Set exercise ::
Every record below is to be retyped exactly.

[Records contained in a dataset]
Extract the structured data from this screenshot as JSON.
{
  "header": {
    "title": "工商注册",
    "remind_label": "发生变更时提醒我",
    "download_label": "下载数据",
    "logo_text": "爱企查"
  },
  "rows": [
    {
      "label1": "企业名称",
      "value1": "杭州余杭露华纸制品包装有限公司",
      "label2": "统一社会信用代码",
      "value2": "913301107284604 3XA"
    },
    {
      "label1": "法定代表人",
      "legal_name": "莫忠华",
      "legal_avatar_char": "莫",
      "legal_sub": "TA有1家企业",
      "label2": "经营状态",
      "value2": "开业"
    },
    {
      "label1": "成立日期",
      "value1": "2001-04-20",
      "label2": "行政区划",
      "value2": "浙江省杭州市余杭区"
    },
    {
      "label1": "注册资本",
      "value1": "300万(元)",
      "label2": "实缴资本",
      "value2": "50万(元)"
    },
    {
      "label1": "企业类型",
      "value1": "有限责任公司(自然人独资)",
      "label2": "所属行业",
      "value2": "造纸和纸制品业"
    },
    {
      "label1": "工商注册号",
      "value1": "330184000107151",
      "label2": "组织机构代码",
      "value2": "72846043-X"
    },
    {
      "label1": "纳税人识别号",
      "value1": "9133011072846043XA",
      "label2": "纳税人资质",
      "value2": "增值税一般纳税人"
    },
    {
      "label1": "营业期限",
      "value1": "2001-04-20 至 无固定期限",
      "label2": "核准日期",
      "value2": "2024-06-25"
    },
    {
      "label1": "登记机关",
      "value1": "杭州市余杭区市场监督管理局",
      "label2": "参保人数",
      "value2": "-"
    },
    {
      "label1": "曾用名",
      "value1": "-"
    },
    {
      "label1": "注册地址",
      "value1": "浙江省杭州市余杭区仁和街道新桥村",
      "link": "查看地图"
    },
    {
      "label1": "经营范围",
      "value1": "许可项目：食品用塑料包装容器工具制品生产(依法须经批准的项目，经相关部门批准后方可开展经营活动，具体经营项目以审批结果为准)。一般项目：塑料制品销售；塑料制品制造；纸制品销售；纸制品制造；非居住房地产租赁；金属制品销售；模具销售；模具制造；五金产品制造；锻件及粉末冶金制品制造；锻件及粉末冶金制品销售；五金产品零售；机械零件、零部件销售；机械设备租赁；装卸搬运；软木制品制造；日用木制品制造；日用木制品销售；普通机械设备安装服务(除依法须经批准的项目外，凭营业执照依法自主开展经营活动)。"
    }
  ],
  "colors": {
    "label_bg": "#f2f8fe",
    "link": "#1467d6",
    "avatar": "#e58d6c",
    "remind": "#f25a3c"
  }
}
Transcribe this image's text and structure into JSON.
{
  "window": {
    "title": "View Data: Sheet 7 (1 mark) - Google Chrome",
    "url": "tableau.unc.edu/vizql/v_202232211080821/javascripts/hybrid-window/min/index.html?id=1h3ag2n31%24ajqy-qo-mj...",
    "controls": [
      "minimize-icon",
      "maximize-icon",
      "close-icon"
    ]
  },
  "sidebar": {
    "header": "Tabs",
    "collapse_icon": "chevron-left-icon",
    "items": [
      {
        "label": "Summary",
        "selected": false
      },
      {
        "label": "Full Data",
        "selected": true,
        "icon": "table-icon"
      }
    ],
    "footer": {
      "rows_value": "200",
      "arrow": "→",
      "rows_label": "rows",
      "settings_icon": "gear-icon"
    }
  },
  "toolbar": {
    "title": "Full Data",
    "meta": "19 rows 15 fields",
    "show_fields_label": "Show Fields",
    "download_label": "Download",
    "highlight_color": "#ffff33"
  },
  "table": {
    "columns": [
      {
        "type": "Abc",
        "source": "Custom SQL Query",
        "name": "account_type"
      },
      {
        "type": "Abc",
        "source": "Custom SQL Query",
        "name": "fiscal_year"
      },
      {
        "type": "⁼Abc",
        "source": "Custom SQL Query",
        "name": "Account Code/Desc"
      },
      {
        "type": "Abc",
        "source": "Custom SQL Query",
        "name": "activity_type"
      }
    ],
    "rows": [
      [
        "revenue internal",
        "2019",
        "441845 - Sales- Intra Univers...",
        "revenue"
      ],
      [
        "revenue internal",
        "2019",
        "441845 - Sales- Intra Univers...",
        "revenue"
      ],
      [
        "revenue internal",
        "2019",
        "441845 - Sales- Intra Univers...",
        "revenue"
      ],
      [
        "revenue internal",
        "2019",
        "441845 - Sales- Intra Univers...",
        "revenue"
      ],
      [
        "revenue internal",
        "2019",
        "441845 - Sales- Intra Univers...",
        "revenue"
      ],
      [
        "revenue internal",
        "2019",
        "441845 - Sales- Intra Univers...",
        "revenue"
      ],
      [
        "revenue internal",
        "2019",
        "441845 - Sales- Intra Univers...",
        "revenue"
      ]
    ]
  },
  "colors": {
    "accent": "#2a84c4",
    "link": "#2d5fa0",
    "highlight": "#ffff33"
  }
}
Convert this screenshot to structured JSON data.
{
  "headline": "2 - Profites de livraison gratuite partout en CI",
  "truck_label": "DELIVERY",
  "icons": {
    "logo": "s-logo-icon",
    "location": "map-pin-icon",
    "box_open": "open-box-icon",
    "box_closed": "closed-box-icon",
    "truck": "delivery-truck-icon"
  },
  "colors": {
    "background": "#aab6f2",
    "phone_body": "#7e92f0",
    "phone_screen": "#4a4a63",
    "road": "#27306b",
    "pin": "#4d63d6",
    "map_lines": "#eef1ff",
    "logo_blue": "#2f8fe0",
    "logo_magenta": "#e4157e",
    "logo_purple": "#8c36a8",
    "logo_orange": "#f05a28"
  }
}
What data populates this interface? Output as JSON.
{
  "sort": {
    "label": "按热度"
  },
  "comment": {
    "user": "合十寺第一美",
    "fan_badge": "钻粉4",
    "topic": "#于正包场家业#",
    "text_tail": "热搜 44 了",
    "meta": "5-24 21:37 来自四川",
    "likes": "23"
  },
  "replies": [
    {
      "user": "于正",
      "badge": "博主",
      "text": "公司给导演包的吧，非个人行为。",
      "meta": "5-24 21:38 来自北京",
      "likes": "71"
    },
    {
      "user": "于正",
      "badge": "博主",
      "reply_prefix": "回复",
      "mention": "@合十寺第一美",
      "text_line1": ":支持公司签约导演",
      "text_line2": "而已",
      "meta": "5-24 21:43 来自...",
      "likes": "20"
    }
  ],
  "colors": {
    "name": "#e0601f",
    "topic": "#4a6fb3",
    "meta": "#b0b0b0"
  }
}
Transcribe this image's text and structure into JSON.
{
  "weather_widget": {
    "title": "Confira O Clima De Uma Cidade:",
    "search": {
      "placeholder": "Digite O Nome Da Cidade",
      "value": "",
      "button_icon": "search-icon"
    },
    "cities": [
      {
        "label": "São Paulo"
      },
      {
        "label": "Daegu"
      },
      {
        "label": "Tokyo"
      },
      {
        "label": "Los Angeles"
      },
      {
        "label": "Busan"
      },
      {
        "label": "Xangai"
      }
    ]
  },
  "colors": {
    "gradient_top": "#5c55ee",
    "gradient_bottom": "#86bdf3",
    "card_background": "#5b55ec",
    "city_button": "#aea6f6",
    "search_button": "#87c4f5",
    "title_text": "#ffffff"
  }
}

Task response ::
Extract the structured data from this screenshot as JSON.
{
  "header": {
    "title": "工商注册",
    "remind_label": "发生变更时提醒我",
    "download_label": "下载数据",
    "logo_text": "爱企查"
  },
  "rows": [
    {
      "label1": "企业名称",
      "value1": "杭州余杭露华纸制品包装有限公司",
      "label2": "统一社会信用代码",
      "value2": "913301107284604 3XA"
    },
    {
      "label1": "法定代表人",
      "legal_name": "莫忠华",
      "legal_avatar_char": "莫",
      "legal_sub": "TA有1家企业",
      "label2": "经营状态",
      "value2": "开业"
    },
    {
      "label1": "成立日期",
      "value1": "2001-04-20",
      "label2": "行政区划",
      "value2": "浙江省杭州市余杭区"
    },
    {
      "label1": "注册资本",
      "value1": "300万(元)",
      "label2": "实缴资本",
      "value2": "50万(元)"
    },
    {
      "label1": "企业类型",
      "value1": "有限责任公司(自然人独资)",
      "label2": "所属行业",
      "value2": "造纸和纸制品业"
    },
    {
      "label1": "工商注册号",
      "value1": "330184000107151",
      "label2": "组织机构代码",
      "value2": "72846043-X"
    },
    {
      "label1": "纳税人识别号",
      "value1": "9133011072846043XA",
      "label2": "纳税人资质",
      "value2": "增值税一般纳税人"
    },
    {
      "label1": "营业期限",
      "value1": "2001-04-20 至 无固定期限",
      "label2": "核准日期",
      "value2": "2024-06-25"
    },
    {
      "label1": "登记机关",
      "value1": "杭州市余杭区市场监督管理局",
      "label2": "参保人数",
      "value2": "-"
    },
    {
      "label1": "曾用名",
      "value1": "-"
    },
    {
      "label1": "注册地址",
      "value1": "浙江省杭州市余杭区仁和街道新桥村",
      "link": "查看地图"
    },
    {
      "label1": "经营范围",
      "value1": "许可项目：食品用塑料包装容器工具制品生产(依法须经批准的项目，经相关部门批准后方可开展经营活动，具体经营项目以审批结果为准)。一般项目：塑料制品销售；塑料制品制造；纸制品销售；纸制品制造；非居住房地产租赁；金属制品销售；模具销售；模具制造；五金产品制造；锻件及粉末冶金制品制造；锻件及粉末冶金制品销售；五金产品零售；机械零件、零部件销售；机械设备租赁；装卸搬运；软木制品制造；日用木制品制造；日用木制品销售；普通机械设备安装服务(除依法须经批准的项目外，凭营业执照依法自主开展经营活动)。"
    }
  ],
  "colors": {
    "label_bg": "#f2f8fe",
    "link": "#1467d6",
    "avatar": "#e58d6c",
    "remind": "#f25a3c"
  }
}
Transcribe this image's text and structure into JSON.
{
  "window": {
    "title": "View Data: Sheet 7 (1 mark) - Google Chrome",
    "url": "tableau.unc.edu/vizql/v_202232211080821/javascripts/hybrid-window/min/index.html?id=1h3ag2n31%24ajqy-qo-mj...",
    "controls": [
      "minimize-icon",
      "maximize-icon",
      "close-icon"
    ]
  },
  "sidebar": {
    "header": "Tabs",
    "collapse_icon": "chevron-left-icon",
    "items": [
      {
        "label": "Summary",
        "selected": false
      },
      {
        "label": "Full Data",
        "selected": true,
        "icon": "table-icon"
      }
    ],
    "footer": {
      "rows_value": "200",
      "arrow": "→",
      "rows_label": "rows",
      "settings_icon": "gear-icon"
    }
  },
  "toolbar": {
    "title": "Full Data",
    "meta": "19 rows 15 fields",
    "show_fields_label": "Show Fields",
    "download_label": "Download",
    "highlight_color": "#ffff33"
  },
  "table": {
    "columns": [
      {
        "type": "Abc",
        "source": "Custom SQL Query",
        "name": "account_type"
      },
      {
        "type": "Abc",
        "source": "Custom SQL Query",
        "name": "fiscal_year"
      },
      {
        "type": "⁼Abc",
        "source": "Custom SQL Query",
        "name": "Account Code/Desc"
      },
      {
        "type": "Abc",
        "source": "Custom SQL Query",
        "name": "activity_type"
      }
    ],
    "rows": [
      [
        "revenue internal",
        "2019",
        "441845 - Sales- Intra Univers...",
        "revenue"
      ],
      [
        "revenue internal",
        "2019",
        "441845 - Sales- Intra Univers...",
        "revenue"
      ],
      [
        "revenue internal",
        "2019",
        "441845 - Sales- Intra Univers...",
        "revenue"
      ],
      [
        "revenue internal",
        "2019",
        "441845 - Sales- Intra Univers...",
        "revenue"
      ],
      [
        "revenue internal",
        "2019",
        "441845 - Sales- Intra Univers...",
        "revenue"
      ],
      [
        "revenue internal",
        "2019",
        "441845 - Sales- Intra Univers...",
        "revenue"
      ],
      [
        "revenue internal",
        "2019",
        "441845 - Sales- Intra Univers...",
        "revenue"
      ]
    ]
  },
  "colors": {
    "accent": "#2a84c4",
    "link": "#2d5fa0",
    "highlight": "#ffff33"
  }
}
Convert this screenshot to structured JSON data.
{
  "headline": "2 - Profites de livraison gratuite partout en CI",
  "truck_label": "DELIVERY",
  "icons": {
    "logo": "s-logo-icon",
    "location": "map-pin-icon",
    "box_open": "open-box-icon",
    "box_closed": "closed-box-icon",
    "truck": "delivery-truck-icon"
  },
  "colors": {
    "background": "#aab6f2",
    "phone_body": "#7e92f0",
    "phone_screen": "#4a4a63",
    "road": "#27306b",
    "pin": "#4d63d6",
    "map_lines": "#eef1ff",
    "logo_blue": "#2f8fe0",
    "logo_magenta": "#e4157e",
    "logo_purple": "#8c36a8",
    "logo_orange": "#f05a28"
  }
}
What data populates this interface? Output as JSON.
{
  "sort": {
    "label": "按热度"
  },
  "comment": {
    "user": "合十寺第一美",
    "fan_badge": "钻粉4",
    "topic": "#于正包场家业#",
    "text_tail": "热搜 44 了",
    "meta": "5-24 21:37 来自四川",
    "likes": "23"
  },
  "replies": [
    {
      "user": "于正",
      "badge": "博主",
      "text": "公司给导演包的吧，非个人行为。",
      "meta": "5-24 21:38 来自北京",
      "likes": "71"
    },
    {
      "user": "于正",
      "badge": "博主",
      "reply_prefix": "回复",
      "mention": "@合十寺第一美",
      "text_line1": ":支持公司签约导演",
      "text_line2": "而已",
      "meta": "5-24 21:43 来自...",
      "likes": "20"
    }
  ],
  "colors": {
    "name": "#e0601f",
    "topic": "#4a6fb3",
    "meta": "#b0b0b0"
  }
}
Transcribe this image's text and structure into JSON.
{
  "weather_widget": {
    "title": "Confira O Clima De Uma Cidade:",
    "search": {
      "placeholder": "Digite O Nome Da Cidade",
      "value": "",
      "button_icon": "search-icon"
    },
    "cities": [
      {
        "label": "São Paulo"
      },
      {
        "label": "Daegu"
      },
      {
        "label": "Tokyo"
      },
      {
        "label": "Los Angeles"
      },
      {
        "label": "Busan"
      },
      {
        "label": "Xangai"
      }
    ]
  },
  "colors": {
    "gradient_top": "#5c55ee",
    "gradient_bottom": "#86bdf3",
    "card_background": "#5b55ec",
    "city_button": "#aea6f6",
    "search_button": "#87c4f5",
    "title_text": "#ffffff"
  }
}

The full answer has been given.